* Start Records for this task *

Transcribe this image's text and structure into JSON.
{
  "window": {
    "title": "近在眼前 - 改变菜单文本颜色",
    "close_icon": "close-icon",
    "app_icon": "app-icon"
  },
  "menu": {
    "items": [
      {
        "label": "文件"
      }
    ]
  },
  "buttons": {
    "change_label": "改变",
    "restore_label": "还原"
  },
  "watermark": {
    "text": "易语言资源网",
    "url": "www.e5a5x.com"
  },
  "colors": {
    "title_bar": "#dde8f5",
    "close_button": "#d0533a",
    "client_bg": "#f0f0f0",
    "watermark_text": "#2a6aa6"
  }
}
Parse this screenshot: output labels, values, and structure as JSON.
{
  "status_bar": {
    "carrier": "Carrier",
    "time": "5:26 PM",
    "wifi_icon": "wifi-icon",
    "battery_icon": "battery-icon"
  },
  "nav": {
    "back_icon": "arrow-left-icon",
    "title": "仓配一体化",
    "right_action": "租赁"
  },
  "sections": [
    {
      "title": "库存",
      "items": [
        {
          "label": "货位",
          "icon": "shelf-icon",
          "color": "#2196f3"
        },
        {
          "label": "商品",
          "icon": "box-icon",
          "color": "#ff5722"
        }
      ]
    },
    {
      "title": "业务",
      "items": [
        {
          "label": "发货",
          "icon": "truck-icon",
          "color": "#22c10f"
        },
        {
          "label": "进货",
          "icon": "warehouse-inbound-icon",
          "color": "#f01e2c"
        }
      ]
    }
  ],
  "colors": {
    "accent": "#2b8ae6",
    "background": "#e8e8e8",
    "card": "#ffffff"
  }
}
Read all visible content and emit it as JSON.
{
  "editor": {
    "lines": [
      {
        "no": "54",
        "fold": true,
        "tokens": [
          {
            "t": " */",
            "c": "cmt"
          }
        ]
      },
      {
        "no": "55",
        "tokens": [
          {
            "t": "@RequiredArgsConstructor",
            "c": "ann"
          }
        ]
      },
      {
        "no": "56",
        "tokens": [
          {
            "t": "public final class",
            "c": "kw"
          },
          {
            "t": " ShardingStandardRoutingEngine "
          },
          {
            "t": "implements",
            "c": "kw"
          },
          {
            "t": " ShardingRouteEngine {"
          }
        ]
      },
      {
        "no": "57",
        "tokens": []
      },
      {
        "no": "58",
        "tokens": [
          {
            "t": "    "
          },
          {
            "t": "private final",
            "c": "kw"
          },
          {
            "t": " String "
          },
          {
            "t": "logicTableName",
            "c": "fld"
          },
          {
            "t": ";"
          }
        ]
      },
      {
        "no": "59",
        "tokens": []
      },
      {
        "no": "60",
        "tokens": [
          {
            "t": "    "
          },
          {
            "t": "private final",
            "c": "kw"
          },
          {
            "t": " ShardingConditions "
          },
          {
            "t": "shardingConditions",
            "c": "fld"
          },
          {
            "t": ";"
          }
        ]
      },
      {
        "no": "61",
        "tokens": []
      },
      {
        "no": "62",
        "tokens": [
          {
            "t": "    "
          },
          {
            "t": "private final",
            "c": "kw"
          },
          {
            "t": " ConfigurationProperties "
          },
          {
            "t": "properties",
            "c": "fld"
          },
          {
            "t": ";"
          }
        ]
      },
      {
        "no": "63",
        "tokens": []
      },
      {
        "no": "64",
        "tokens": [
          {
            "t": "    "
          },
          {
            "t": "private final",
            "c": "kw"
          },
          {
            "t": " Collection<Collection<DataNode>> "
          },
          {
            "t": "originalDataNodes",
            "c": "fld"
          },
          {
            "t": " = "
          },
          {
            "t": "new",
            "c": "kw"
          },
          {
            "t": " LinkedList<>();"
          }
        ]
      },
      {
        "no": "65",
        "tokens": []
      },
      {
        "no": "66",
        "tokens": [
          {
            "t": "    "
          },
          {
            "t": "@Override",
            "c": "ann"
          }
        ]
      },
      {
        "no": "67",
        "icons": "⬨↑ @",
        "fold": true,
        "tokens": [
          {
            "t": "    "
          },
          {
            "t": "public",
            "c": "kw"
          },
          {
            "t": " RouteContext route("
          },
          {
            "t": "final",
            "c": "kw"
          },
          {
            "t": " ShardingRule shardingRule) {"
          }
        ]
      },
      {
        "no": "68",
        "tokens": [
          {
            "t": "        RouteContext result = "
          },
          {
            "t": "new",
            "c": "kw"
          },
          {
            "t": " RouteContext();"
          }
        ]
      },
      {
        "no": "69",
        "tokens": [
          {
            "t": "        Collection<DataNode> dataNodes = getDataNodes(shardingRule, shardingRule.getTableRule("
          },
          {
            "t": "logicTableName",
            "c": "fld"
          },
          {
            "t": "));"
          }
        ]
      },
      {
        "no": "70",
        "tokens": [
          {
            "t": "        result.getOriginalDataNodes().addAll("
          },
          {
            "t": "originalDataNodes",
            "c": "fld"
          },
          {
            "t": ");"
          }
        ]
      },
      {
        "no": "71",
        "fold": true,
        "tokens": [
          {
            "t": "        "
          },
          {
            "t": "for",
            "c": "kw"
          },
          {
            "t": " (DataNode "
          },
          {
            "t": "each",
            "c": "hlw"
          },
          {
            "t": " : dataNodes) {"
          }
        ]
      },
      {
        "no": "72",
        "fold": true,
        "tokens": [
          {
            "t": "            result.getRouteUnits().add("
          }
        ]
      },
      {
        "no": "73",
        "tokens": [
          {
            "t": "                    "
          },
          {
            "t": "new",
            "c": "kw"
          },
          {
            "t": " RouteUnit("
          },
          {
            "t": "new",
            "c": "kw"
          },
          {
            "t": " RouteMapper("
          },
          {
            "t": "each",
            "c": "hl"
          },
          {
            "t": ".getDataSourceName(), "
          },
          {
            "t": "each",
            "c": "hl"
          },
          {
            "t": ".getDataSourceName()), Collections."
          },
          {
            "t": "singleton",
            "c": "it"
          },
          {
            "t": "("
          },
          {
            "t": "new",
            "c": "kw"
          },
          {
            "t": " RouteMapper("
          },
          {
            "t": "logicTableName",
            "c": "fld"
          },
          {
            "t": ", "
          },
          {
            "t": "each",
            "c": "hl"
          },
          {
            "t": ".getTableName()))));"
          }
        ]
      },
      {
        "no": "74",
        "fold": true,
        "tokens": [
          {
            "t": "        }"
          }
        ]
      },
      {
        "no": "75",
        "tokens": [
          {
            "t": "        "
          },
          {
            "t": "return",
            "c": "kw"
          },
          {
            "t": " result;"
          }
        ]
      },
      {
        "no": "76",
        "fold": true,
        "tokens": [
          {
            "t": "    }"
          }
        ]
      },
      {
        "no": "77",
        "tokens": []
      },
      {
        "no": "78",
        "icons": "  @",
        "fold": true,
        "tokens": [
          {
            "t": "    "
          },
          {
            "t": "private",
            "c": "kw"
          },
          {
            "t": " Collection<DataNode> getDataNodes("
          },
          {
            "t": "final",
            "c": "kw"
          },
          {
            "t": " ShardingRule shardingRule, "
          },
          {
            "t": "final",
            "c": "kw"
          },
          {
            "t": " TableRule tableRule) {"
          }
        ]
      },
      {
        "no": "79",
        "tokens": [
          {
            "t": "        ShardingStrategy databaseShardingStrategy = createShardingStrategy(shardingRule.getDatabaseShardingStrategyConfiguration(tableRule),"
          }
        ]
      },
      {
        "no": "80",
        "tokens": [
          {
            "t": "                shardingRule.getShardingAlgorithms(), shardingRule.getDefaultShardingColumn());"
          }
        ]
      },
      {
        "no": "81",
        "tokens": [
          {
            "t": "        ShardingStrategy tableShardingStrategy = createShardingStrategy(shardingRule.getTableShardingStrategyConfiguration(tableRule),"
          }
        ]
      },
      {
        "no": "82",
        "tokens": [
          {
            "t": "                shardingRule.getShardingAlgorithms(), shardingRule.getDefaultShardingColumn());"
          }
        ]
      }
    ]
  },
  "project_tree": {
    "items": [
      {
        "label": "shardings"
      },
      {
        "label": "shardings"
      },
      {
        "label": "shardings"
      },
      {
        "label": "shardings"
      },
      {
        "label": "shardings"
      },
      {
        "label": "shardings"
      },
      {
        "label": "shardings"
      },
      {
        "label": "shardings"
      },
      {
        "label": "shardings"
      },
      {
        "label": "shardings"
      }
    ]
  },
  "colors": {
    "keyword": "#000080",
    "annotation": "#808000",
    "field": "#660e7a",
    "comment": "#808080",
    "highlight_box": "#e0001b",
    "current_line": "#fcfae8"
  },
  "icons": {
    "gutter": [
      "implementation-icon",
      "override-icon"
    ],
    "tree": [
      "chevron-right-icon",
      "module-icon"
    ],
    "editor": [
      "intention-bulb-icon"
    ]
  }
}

* End Records for this task *

» **What to work on**:
In the records above, collect each line with "structure".

» **Task solution**:
Transcribe this image's text and structure into JSON.
Parse this screenshot: output labels, values, and structure as JSON.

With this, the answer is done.